Entries from a dataset

☆ ☆ ☆ ☆ ☆

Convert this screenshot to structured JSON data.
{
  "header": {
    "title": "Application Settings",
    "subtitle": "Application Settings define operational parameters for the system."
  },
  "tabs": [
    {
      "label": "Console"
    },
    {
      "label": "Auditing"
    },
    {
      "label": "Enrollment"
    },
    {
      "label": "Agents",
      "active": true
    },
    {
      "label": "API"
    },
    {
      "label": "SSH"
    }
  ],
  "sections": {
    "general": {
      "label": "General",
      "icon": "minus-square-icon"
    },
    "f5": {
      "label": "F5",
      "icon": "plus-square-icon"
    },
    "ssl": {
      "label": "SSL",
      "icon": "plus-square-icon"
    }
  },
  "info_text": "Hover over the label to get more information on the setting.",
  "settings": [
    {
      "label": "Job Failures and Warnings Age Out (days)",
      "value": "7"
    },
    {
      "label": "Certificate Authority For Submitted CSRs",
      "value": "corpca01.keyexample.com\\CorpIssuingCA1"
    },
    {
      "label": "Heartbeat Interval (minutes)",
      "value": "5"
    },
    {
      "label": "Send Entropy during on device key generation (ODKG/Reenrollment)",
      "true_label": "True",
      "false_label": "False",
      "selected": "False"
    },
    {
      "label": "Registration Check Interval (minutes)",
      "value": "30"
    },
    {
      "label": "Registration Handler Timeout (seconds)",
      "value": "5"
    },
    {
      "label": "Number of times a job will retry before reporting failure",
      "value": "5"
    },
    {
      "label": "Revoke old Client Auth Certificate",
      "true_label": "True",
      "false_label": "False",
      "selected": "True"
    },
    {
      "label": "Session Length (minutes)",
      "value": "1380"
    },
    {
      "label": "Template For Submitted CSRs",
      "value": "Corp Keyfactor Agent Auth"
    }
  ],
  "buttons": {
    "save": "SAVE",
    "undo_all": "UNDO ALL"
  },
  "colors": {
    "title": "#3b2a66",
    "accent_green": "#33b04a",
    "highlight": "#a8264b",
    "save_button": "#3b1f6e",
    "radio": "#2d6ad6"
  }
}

☆ ☆ ☆ ☆ ☆

Requirements: Copy each line of the data above without altering a single character.

Solution:
Convert this screenshot to structured JSON data.
{
  "header": {
    "title": "Application Settings",
    "subtitle": "Application Settings define operational parameters for the system."
  },
  "tabs": [
    {
      "label": "Console"
    },
    {
      "label": "Auditing"
    },
    {
      "label": "Enrollment"
    },
    {
      "label": "Agents",
      "active": true
    },
    {
      "label": "API"
    },
    {
      "label": "SSH"
    }
  ],
  "sections": {
    "general": {
      "label": "General",
      "icon": "minus-square-icon"
    },
    "f5": {
      "label": "F5",
      "icon": "plus-square-icon"
    },
    "ssl": {
      "label": "SSL",
      "icon": "plus-square-icon"
    }
  },
  "info_text": "Hover over the label to get more information on the setting.",
  "settings": [
    {
      "label": "Job Failures and Warnings Age Out (days)",
      "value": "7"
    },
    {
      "label": "Certificate Authority For Submitted CSRs",
      "value": "corpca01.keyexample.com\\CorpIssuingCA1"
    },
    {
      "label": "Heartbeat Interval (minutes)",
      "value": "5"
    },
    {
      "label": "Send Entropy during on device key generation (ODKG/Reenrollment)",
      "true_label": "True",
      "false_label": "False",
      "selected": "False"
    },
    {
      "label": "Registration Check Interval (minutes)",
      "value": "30"
    },
    {
      "label": "Registration Handler Timeout (seconds)",
      "value": "5"
    },
    {
      "label": "Number of times a job will retry before reporting failure",
      "value": "5"
    },
    {
      "label": "Revoke old Client Auth Certificate",
      "true_label": "True",
      "false_label": "False",
      "selected": "True"
    },
    {
      "label": "Session Length (minutes)",
      "value": "1380"
    },
    {
      "label": "Template For Submitted CSRs",
      "value": "Corp Keyfactor Agent Auth"
    }
  ],
  "buttons": {
    "save": "SAVE",
    "undo_all": "UNDO ALL"
  },
  "colors": {
    "title": "#3b2a66",
    "accent_green": "#33b04a",
    "highlight": "#a8264b",
    "save_button": "#3b1f6e",
    "radio": "#2d6ad6"
  }
}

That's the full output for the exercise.